* Required task: Format the lines of the data below as a numbered list, leaving out any blank lines.

======== Material for the task

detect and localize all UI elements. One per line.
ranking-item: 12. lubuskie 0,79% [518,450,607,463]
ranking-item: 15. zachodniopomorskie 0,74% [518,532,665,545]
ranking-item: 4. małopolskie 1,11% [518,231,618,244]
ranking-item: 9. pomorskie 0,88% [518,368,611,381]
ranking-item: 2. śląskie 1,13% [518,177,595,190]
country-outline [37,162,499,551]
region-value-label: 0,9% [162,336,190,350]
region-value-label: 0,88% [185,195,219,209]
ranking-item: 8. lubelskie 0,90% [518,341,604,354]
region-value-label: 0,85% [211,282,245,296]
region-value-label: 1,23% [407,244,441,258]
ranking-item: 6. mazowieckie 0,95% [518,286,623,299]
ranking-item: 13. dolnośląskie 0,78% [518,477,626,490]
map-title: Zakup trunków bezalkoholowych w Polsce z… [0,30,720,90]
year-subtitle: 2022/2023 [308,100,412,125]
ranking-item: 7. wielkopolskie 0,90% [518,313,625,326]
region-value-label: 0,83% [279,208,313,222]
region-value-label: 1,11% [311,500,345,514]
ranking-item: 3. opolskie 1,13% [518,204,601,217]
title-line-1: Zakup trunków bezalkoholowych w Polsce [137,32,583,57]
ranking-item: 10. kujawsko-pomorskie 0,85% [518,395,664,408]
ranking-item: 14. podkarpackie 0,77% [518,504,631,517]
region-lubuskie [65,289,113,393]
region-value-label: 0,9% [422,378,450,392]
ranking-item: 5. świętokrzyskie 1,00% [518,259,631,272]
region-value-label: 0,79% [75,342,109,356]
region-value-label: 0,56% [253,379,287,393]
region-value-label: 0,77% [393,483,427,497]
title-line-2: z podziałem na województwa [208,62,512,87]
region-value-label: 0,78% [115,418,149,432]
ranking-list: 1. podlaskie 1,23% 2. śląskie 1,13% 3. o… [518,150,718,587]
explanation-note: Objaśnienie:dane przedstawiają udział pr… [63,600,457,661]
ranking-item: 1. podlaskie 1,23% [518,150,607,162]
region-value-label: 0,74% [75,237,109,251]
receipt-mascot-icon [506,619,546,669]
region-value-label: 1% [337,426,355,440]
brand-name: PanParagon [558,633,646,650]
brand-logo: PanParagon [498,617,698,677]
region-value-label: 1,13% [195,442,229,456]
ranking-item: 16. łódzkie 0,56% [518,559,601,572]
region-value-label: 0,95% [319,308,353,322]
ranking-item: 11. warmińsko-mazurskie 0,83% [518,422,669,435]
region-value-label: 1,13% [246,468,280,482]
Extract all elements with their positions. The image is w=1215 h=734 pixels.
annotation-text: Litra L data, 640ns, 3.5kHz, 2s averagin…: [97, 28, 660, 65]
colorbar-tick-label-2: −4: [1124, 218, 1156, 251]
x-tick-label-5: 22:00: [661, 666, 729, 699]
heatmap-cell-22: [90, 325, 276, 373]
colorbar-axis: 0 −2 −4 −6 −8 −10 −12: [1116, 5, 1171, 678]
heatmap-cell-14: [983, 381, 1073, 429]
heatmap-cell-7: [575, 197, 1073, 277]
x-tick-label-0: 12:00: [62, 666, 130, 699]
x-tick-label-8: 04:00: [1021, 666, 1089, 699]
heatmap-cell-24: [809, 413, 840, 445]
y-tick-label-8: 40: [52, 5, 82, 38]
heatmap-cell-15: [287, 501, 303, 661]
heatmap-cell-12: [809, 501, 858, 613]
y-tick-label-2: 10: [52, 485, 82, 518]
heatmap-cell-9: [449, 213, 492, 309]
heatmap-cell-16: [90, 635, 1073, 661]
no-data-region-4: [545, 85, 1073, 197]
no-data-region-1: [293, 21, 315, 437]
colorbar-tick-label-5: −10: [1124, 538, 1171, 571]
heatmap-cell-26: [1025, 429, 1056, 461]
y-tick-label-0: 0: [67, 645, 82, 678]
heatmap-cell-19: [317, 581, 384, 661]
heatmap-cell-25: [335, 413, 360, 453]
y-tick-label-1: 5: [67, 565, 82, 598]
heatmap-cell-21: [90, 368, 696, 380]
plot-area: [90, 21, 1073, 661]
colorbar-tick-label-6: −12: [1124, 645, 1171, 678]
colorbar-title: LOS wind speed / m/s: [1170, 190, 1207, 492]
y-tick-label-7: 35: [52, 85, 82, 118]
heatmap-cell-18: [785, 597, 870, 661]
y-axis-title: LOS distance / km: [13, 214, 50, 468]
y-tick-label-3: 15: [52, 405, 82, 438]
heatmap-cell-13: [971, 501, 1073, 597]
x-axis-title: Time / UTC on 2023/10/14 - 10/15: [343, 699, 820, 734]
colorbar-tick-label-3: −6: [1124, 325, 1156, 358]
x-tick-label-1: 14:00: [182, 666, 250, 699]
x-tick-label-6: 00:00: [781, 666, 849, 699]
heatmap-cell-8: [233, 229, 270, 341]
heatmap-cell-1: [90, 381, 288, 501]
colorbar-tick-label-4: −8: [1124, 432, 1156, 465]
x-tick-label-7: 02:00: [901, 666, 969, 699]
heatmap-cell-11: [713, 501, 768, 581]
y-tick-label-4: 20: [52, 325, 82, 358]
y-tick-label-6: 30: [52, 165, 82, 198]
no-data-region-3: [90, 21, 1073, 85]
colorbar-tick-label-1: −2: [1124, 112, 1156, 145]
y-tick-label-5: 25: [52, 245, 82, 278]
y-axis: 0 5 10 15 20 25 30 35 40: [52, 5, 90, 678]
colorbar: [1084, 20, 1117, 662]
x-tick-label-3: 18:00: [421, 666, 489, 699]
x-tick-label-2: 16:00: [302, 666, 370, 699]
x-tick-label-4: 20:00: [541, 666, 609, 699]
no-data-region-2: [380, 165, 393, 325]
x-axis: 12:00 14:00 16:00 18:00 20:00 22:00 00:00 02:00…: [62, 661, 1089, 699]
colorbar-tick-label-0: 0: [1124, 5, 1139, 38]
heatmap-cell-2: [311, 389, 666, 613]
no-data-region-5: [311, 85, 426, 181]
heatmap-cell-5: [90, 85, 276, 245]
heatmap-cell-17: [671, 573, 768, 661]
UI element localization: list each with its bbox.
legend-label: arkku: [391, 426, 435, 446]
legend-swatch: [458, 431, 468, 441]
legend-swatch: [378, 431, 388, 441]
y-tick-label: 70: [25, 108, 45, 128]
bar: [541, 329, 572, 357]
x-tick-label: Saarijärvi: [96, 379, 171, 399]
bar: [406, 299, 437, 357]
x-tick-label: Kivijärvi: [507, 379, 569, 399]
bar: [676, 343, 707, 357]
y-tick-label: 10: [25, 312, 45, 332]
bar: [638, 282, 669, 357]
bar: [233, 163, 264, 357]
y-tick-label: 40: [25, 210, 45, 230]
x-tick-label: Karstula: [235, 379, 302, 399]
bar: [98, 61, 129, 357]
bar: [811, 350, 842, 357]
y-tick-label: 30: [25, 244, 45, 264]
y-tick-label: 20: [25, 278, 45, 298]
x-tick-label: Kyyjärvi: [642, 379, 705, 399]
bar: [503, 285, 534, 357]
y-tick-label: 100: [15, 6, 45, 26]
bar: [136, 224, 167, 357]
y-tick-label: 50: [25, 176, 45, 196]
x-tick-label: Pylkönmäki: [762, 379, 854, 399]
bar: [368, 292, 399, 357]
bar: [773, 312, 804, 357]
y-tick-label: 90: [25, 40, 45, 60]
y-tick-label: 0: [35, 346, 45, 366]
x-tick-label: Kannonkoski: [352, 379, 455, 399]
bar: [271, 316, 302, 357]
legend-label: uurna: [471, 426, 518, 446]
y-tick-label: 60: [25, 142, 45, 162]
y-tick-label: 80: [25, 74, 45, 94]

================

* Final answer:
1. detect and localize all UI elements. One per line.
2. ranking-item: 12. lubuskie 0,79% [518,450,607,463]
3. ranking-item: 15. zachodniopomorskie 0,74% [518,532,665,545]
4. ranking-item: 4. małopolskie 1,11% [518,231,618,244]
5. ranking-item: 9. pomorskie 0,88% [518,368,611,381]
6. ranking-item: 2. śląskie 1,13% [518,177,595,190]
7. country-outline [37,162,499,551]
8. region-value-label: 0,9% [162,336,190,350]
9. region-value-label: 0,88% [185,195,219,209]
10. ranking-item: 8. lubelskie 0,90% [518,341,604,354]
11. region-value-label: 0,85% [211,282,245,296]
12. region-value-label: 1,23% [407,244,441,258]
13. ranking-item: 6. mazowieckie 0,95% [518,286,623,299]
14. ranking-item: 13. dolnośląskie 0,78% [518,477,626,490]
15. map-title: Zakup trunków bezalkoholowych w Polsce z… [0,30,720,90]
16. year-subtitle: 2022/2023 [308,100,412,125]
17. ranking-item: 7. wielkopolskie 0,90% [518,313,625,326]
18. region-value-label: 0,83% [279,208,313,222]
19. region-value-label: 1,11% [311,500,345,514]
20. ranking-item: 3. opolskie 1,13% [518,204,601,217]
21. title-line-1: Zakup trunków bezalkoholowych w Polsce [137,32,583,57]
22. ranking-item: 10. kujawsko-pomorskie 0,85% [518,395,664,408]
23. ranking-item: 14. podkarpackie 0,77% [518,504,631,517]
24. region-lubuskie [65,289,113,393]
25. region-value-label: 0,9% [422,378,450,392]
26. ranking-item: 5. świętokrzyskie 1,00% [518,259,631,272]
27. region-value-label: 0,79% [75,342,109,356]
28. region-value-label: 0,56% [253,379,287,393]
29. region-value-label: 0,77% [393,483,427,497]
30. title-line-2: z podziałem na województwa [208,62,512,87]
31. region-value-label: 0,78% [115,418,149,432]
32. ranking-list: 1. podlaskie 1,23% 2. śląskie 1,13% 3. o… [518,150,718,587]
33. explanation-note: Objaśnienie:dane przedstawiają udział pr… [63,600,457,661]
34. ranking-item: 1. podlaskie 1,23% [518,150,607,162]
35. region-value-label: 0,74% [75,237,109,251]
36. receipt-mascot-icon [506,619,546,669]
37. region-value-label: 1% [337,426,355,440]
38. brand-name: PanParagon [558,633,646,650]
39. brand-logo: PanParagon [498,617,698,677]
40. region-value-label: 1,13% [195,442,229,456]
41. ranking-item: 16. łódzkie 0,56% [518,559,601,572]
42. region-value-label: 0,95% [319,308,353,322]
43. ranking-item: 11. warmińsko-mazurskie 0,83% [518,422,669,435]
44. region-value-label: 1,13% [246,468,280,482]
45. Extract all elements with their positions. The image is w=1215 h=734 pixels.
46. annotation-text: Litra L data, 640ns, 3.5kHz, 2s averagin…: [97, 28, 660, 65]
47. colorbar-tick-label-2: −4: [1124, 218, 1156, 251]
48. x-tick-label-5: 22:00: [661, 666, 729, 699]
49. heatmap-cell-22: [90, 325, 276, 373]
50. colorbar-axis: 0 −2 −4 −6 −8 −10 −12: [1116, 5, 1171, 678]
51. heatmap-cell-14: [983, 381, 1073, 429]
52. heatmap-cell-7: [575, 197, 1073, 277]
53. x-tick-label-0: 12:00: [62, 666, 130, 699]
54. x-tick-label-8: 04:00: [1021, 666, 1089, 699]
55. heatmap-cell-24: [809, 413, 840, 445]
56. y-tick-label-8: 40: [52, 5, 82, 38]
57. heatmap-cell-15: [287, 501, 303, 661]
58. heatmap-cell-12: [809, 501, 858, 613]
59. y-tick-label-2: 10: [52, 485, 82, 518]
60. heatmap-cell-9: [449, 213, 492, 309]
61. heatmap-cell-16: [90, 635, 1073, 661]
62. no-data-region-4: [545, 85, 1073, 197]
63. no-data-region-1: [293, 21, 315, 437]
64. colorbar-tick-label-5: −10: [1124, 538, 1171, 571]
65. heatmap-cell-26: [1025, 429, 1056, 461]
66. y-tick-label-0: 0: [67, 645, 82, 678]
67. heatmap-cell-19: [317, 581, 384, 661]
68. heatmap-cell-25: [335, 413, 360, 453]
69. y-tick-label-1: 5: [67, 565, 82, 598]
70. heatmap-cell-21: [90, 368, 696, 380]
71. plot-area: [90, 21, 1073, 661]
72. colorbar-tick-label-6: −12: [1124, 645, 1171, 678]
73. colorbar-title: LOS wind speed / m/s: [1170, 190, 1207, 492]
74. y-tick-label-7: 35: [52, 85, 82, 118]
75. heatmap-cell-18: [785, 597, 870, 661]
76. y-axis-title: LOS distance / km: [13, 214, 50, 468]
77. y-tick-label-3: 15: [52, 405, 82, 438]
78. heatmap-cell-13: [971, 501, 1073, 597]
79. x-axis-title: Time / UTC on 2023/10/14 - 10/15: [343, 699, 820, 734]
80. colorbar-tick-label-3: −6: [1124, 325, 1156, 358]
81. x-tick-label-1: 14:00: [182, 666, 250, 699]
82. x-tick-label-6: 00:00: [781, 666, 849, 699]
83. heatmap-cell-8: [233, 229, 270, 341]
84. heatmap-cell-1: [90, 381, 288, 501]
85. colorbar-tick-label-4: −8: [1124, 432, 1156, 465]
86. x-tick-label-7: 02:00: [901, 666, 969, 699]
87. heatmap-cell-11: [713, 501, 768, 581]
88. y-tick-label-4: 20: [52, 325, 82, 358]
89. y-tick-label-6: 30: [52, 165, 82, 198]
90. no-data-region-3: [90, 21, 1073, 85]
91. colorbar-tick-label-1: −2: [1124, 112, 1156, 145]
92. y-tick-label-5: 25: [52, 245, 82, 278]
93. y-axis: 0 5 10 15 20 25 30 35 40: [52, 5, 90, 678]
94. colorbar: [1084, 20, 1117, 662]
95. x-tick-label-3: 18:00: [421, 666, 489, 699]
96. x-tick-label-2: 16:00: [302, 666, 370, 699]
97. x-tick-label-4: 20:00: [541, 666, 609, 699]
98. no-data-region-2: [380, 165, 393, 325]
99. x-axis: 12:00 14:00 16:00 18:00 20:00 22:00 00:00 02:00…: [62, 661, 1089, 699]
100. colorbar-tick-label-0: 0: [1124, 5, 1139, 38]
101. heatmap-cell-2: [311, 389, 666, 613]
102. no-data-region-5: [311, 85, 426, 181]
103. heatmap-cell-5: [90, 85, 276, 245]
104. heatmap-cell-17: [671, 573, 768, 661]
105. UI element localization: list each with its bbox.
106. legend-label: arkku: [391, 426, 435, 446]
107. legend-swatch: [458, 431, 468, 441]
108. legend-swatch: [378, 431, 388, 441]
109. y-tick-label: 70: [25, 108, 45, 128]
110. bar: [541, 329, 572, 357]
111. x-tick-label: Saarijärvi: [96, 379, 171, 399]
112. bar: [406, 299, 437, 357]
113. x-tick-label: Kivijärvi: [507, 379, 569, 399]
114. bar: [676, 343, 707, 357]
115. y-tick-label: 10: [25, 312, 45, 332]
116. bar: [638, 282, 669, 357]
117. bar: [233, 163, 264, 357]
118. y-tick-label: 40: [25, 210, 45, 230]
119. x-tick-label: Karstula: [235, 379, 302, 399]
120. bar: [98, 61, 129, 357]
121. bar: [811, 350, 842, 357]
122. y-tick-label: 30: [25, 244, 45, 264]
123. y-tick-label: 20: [25, 278, 45, 298]
124. x-tick-label: Kyyjärvi: [642, 379, 705, 399]
125. bar: [503, 285, 534, 357]
126. y-tick-label: 100: [15, 6, 45, 26]
127. bar: [136, 224, 167, 357]
128. y-tick-label: 50: [25, 176, 45, 196]
129. x-tick-label: Pylkönmäki: [762, 379, 854, 399]
130. bar: [368, 292, 399, 357]
131. bar: [773, 312, 804, 357]
132. y-tick-label: 90: [25, 40, 45, 60]
133. y-tick-label: 0: [35, 346, 45, 366]
134. x-tick-label: Kannonkoski: [352, 379, 455, 399]
135. bar: [271, 316, 302, 357]
136. legend-label: uurna: [471, 426, 518, 446]
137. y-tick-label: 60: [25, 142, 45, 162]
138. y-tick-label: 80: [25, 74, 45, 94]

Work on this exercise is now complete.